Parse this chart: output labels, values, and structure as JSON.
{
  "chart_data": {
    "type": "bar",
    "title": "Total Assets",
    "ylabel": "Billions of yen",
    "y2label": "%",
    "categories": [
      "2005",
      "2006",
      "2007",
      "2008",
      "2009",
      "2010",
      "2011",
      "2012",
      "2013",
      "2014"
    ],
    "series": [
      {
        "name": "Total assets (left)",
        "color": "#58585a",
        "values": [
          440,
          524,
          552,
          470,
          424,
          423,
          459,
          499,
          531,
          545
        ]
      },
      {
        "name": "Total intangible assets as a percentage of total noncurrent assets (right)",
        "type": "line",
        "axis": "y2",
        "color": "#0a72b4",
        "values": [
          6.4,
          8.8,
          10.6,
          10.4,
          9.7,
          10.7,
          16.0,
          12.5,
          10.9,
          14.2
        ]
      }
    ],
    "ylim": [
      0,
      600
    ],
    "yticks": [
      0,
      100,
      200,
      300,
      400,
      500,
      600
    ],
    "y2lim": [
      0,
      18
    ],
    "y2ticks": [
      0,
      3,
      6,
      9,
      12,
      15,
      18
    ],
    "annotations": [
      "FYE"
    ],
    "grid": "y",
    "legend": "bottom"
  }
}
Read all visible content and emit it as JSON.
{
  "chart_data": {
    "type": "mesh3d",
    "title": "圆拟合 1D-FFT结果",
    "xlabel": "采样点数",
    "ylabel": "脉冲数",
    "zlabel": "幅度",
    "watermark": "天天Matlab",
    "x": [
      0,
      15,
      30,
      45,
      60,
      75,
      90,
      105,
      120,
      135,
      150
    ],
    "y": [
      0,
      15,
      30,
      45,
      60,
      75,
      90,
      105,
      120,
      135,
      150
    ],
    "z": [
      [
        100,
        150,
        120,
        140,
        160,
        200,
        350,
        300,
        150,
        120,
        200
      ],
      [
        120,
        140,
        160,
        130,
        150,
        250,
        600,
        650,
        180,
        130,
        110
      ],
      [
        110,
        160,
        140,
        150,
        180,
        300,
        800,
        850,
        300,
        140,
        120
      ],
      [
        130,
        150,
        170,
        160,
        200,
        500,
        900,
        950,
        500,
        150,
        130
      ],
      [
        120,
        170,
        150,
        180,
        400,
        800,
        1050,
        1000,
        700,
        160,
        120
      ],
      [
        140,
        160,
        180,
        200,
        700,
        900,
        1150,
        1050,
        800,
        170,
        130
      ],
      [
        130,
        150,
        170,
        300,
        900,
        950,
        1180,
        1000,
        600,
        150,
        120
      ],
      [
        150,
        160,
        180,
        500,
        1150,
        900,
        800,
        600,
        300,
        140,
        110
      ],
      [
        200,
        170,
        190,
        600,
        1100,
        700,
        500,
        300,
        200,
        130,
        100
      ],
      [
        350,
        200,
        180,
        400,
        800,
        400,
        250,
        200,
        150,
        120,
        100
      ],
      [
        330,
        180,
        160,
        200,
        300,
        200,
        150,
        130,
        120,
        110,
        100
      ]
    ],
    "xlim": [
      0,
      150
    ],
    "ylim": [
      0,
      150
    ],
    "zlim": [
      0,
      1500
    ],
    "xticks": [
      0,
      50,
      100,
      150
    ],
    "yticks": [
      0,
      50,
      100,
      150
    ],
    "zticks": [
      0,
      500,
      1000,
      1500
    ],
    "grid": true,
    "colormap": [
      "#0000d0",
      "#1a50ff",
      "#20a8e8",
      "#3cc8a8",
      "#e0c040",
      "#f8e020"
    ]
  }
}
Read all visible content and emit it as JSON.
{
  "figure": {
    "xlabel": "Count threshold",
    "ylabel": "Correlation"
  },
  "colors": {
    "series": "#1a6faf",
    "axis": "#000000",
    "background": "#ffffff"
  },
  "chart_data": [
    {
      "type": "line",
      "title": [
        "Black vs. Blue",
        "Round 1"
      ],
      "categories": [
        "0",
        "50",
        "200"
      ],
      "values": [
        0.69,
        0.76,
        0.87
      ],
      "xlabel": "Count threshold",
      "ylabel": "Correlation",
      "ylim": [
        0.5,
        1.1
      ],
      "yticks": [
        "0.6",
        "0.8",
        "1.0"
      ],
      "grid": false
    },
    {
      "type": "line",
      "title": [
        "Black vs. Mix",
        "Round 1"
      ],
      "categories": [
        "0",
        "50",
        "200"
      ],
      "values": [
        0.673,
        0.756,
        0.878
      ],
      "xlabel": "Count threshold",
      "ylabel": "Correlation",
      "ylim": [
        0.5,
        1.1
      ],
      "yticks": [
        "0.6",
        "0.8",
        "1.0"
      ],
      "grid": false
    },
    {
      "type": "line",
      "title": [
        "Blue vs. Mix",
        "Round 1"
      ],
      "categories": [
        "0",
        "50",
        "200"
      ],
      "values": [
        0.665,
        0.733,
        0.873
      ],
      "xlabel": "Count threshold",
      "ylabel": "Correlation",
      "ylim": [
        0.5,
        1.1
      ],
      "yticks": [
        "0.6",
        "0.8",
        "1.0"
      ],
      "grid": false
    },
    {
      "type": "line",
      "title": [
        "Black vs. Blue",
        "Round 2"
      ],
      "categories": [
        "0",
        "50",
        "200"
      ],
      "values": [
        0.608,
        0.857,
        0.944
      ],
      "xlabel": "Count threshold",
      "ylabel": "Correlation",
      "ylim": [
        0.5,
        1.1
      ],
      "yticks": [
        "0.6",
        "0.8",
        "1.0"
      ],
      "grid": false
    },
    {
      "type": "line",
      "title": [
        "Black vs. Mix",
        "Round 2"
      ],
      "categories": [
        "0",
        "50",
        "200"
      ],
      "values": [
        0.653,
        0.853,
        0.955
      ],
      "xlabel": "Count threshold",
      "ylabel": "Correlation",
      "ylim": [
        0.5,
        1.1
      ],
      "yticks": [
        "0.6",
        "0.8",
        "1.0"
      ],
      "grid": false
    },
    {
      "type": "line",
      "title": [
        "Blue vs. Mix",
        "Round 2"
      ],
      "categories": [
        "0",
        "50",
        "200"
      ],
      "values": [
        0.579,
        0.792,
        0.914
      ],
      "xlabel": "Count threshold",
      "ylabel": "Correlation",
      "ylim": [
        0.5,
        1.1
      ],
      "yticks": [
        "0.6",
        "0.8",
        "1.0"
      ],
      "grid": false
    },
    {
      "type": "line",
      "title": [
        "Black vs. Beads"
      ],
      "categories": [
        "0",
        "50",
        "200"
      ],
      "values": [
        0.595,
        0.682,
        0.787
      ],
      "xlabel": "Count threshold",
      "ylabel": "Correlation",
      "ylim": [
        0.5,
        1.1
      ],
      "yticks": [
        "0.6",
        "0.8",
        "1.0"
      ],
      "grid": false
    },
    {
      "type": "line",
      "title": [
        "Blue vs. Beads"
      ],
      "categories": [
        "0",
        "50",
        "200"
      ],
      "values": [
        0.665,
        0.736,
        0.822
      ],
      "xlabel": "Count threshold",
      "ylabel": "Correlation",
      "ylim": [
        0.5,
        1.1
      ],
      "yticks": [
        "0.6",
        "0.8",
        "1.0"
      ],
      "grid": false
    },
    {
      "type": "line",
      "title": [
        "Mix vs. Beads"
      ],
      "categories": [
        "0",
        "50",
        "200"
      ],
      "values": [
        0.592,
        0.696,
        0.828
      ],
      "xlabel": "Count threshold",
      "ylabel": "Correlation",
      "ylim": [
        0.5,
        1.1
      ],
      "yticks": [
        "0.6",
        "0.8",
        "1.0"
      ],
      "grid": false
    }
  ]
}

> [Goal of the exercise]: Please quote the records above exactly, without skipping a line.

> [Correct output]:
Parse this chart: output labels, values, and structure as JSON.
{
  "chart_data": {
    "type": "bar",
    "title": "Total Assets",
    "ylabel": "Billions of yen",
    "y2label": "%",
    "categories": [
      "2005",
      "2006",
      "2007",
      "2008",
      "2009",
      "2010",
      "2011",
      "2012",
      "2013",
      "2014"
    ],
    "series": [
      {
        "name": "Total assets (left)",
        "color": "#58585a",
        "values": [
          440,
          524,
          552,
          470,
          424,
          423,
          459,
          499,
          531,
          545
        ]
      },
      {
        "name": "Total intangible assets as a percentage of total noncurrent assets (right)",
        "type": "line",
        "axis": "y2",
        "color": "#0a72b4",
        "values": [
          6.4,
          8.8,
          10.6,
          10.4,
          9.7,
          10.7,
          16.0,
          12.5,
          10.9,
          14.2
        ]
      }
    ],
    "ylim": [
      0,
      600
    ],
    "yticks": [
      0,
      100,
      200,
      300,
      400,
      500,
      600
    ],
    "y2lim": [
      0,
      18
    ],
    "y2ticks": [
      0,
      3,
      6,
      9,
      12,
      15,
      18
    ],
    "annotations": [
      "FYE"
    ],
    "grid": "y",
    "legend": "bottom"
  }
}
Read all visible content and emit it as JSON.
{
  "chart_data": {
    "type": "mesh3d",
    "title": "圆拟合 1D-FFT结果",
    "xlabel": "采样点数",
    "ylabel": "脉冲数",
    "zlabel": "幅度",
    "watermark": "天天Matlab",
    "x": [
      0,
      15,
      30,
      45,
      60,
      75,
      90,
      105,
      120,
      135,
      150
    ],
    "y": [
      0,
      15,
      30,
      45,
      60,
      75,
      90,
      105,
      120,
      135,
      150
    ],
    "z": [
      [
        100,
        150,
        120,
        140,
        160,
        200,
        350,
        300,
        150,
        120,
        200
      ],
      [
        120,
        140,
        160,
        130,
        150,
        250,
        600,
        650,
        180,
        130,
        110
      ],
      [
        110,
        160,
        140,
        150,
        180,
        300,
        800,
        850,
        300,
        140,
        120
      ],
      [
        130,
        150,
        170,
        160,
        200,
        500,
        900,
        950,
        500,
        150,
        130
      ],
      [
        120,
        170,
        150,
        180,
        400,
        800,
        1050,
        1000,
        700,
        160,
        120
      ],
      [
        140,
        160,
        180,
        200,
        700,
        900,
        1150,
        1050,
        800,
        170,
        130
      ],
      [
        130,
        150,
        170,
        300,
        900,
        950,
        1180,
        1000,
        600,
        150,
        120
      ],
      [
        150,
        160,
        180,
        500,
        1150,
        900,
        800,
        600,
        300,
        140,
        110
      ],
      [
        200,
        170,
        190,
        600,
        1100,
        700,
        500,
        300,
        200,
        130,
        100
      ],
      [
        350,
        200,
        180,
        400,
        800,
        400,
        250,
        200,
        150,
        120,
        100
      ],
      [
        330,
        180,
        160,
        200,
        300,
        200,
        150,
        130,
        120,
        110,
        100
      ]
    ],
    "xlim": [
      0,
      150
    ],
    "ylim": [
      0,
      150
    ],
    "zlim": [
      0,
      1500
    ],
    "xticks": [
      0,
      50,
      100,
      150
    ],
    "yticks": [
      0,
      50,
      100,
      150
    ],
    "zticks": [
      0,
      500,
      1000,
      1500
    ],
    "grid": true,
    "colormap": [
      "#0000d0",
      "#1a50ff",
      "#20a8e8",
      "#3cc8a8",
      "#e0c040",
      "#f8e020"
    ]
  }
}
Read all visible content and emit it as JSON.
{
  "figure": {
    "xlabel": "Count threshold",
    "ylabel": "Correlation"
  },
  "colors": {
    "series": "#1a6faf",
    "axis": "#000000",
    "background": "#ffffff"
  },
  "chart_data": [
    {
      "type": "line",
      "title": [
        "Black vs. Blue",
        "Round 1"
      ],
      "categories": [
        "0",
        "50",
        "200"
      ],
      "values": [
        0.69,
        0.76,
        0.87
      ],
      "xlabel": "Count threshold",
      "ylabel": "Correlation",
      "ylim": [
        0.5,
        1.1
      ],
      "yticks": [
        "0.6",
        "0.8",
        "1.0"
      ],
      "grid": false
    },
    {
      "type": "line",
      "title": [
        "Black vs. Mix",
        "Round 1"
      ],
      "categories": [
        "0",
        "50",
        "200"
      ],
      "values": [
        0.673,
        0.756,
        0.878
      ],
      "xlabel": "Count threshold",
      "ylabel": "Correlation",
      "ylim": [
        0.5,
        1.1
      ],
      "yticks": [
        "0.6",
        "0.8",
        "1.0"
      ],
      "grid": false
    },
    {
      "type": "line",
      "title": [
        "Blue vs. Mix",
        "Round 1"
      ],
      "categories": [
        "0",
        "50",
        "200"
      ],
      "values": [
        0.665,
        0.733,
        0.873
      ],
      "xlabel": "Count threshold",
      "ylabel": "Correlation",
      "ylim": [
        0.5,
        1.1
      ],
      "yticks": [
        "0.6",
        "0.8",
        "1.0"
      ],
      "grid": false
    },
    {
      "type": "line",
      "title": [
        "Black vs. Blue",
        "Round 2"
      ],
      "categories": [
        "0",
        "50",
        "200"
      ],
      "values": [
        0.608,
        0.857,
        0.944
      ],
      "xlabel": "Count threshold",
      "ylabel": "Correlation",
      "ylim": [
        0.5,
        1.1
      ],
      "yticks": [
        "0.6",
        "0.8",
        "1.0"
      ],
      "grid": false
    },
    {
      "type": "line",
      "title": [
        "Black vs. Mix",
        "Round 2"
      ],
      "categories": [
        "0",
        "50",
        "200"
      ],
      "values": [
        0.653,
        0.853,
        0.955
      ],
      "xlabel": "Count threshold",
      "ylabel": "Correlation",
      "ylim": [
        0.5,
        1.1
      ],
      "yticks": [
        "0.6",
        "0.8",
        "1.0"
      ],
      "grid": false
    },
    {
      "type": "line",
      "title": [
        "Blue vs. Mix",
        "Round 2"
      ],
      "categories": [
        "0",
        "50",
        "200"
      ],
      "values": [
        0.579,
        0.792,
        0.914
      ],
      "xlabel": "Count threshold",
      "ylabel": "Correlation",
      "ylim": [
        0.5,
        1.1
      ],
      "yticks": [
        "0.6",
        "0.8",
        "1.0"
      ],
      "grid": false
    },
    {
      "type": "line",
      "title": [
        "Black vs. Beads"
      ],
      "categories": [
        "0",
        "50",
        "200"
      ],
      "values": [
        0.595,
        0.682,
        0.787
      ],
      "xlabel": "Count threshold",
      "ylabel": "Correlation",
      "ylim": [
        0.5,
        1.1
      ],
      "yticks": [
        "0.6",
        "0.8",
        "1.0"
      ],
      "grid": false
    },
    {
      "type": "line",
      "title": [
        "Blue vs. Beads"
      ],
      "categories": [
        "0",
        "50",
        "200"
      ],
      "values": [
        0.665,
        0.736,
        0.822
      ],
      "xlabel": "Count threshold",
      "ylabel": "Correlation",
      "ylim": [
        0.5,
        1.1
      ],
      "yticks": [
        "0.6",
        "0.8",
        "1.0"
      ],
      "grid": false
    },
    {
      "type": "line",
      "title": [
        "Mix vs. Beads"
      ],
      "categories": [
        "0",
        "50",
        "200"
      ],
      "values": [
        0.592,
        0.696,
        0.828
      ],
      "xlabel": "Count threshold",
      "ylabel": "Correlation",
      "ylim": [
        0.5,
        1.1
      ],
      "yticks": [
        "0.6",
        "0.8",
        "1.0"
      ],
      "grid": false
    }
  ]
}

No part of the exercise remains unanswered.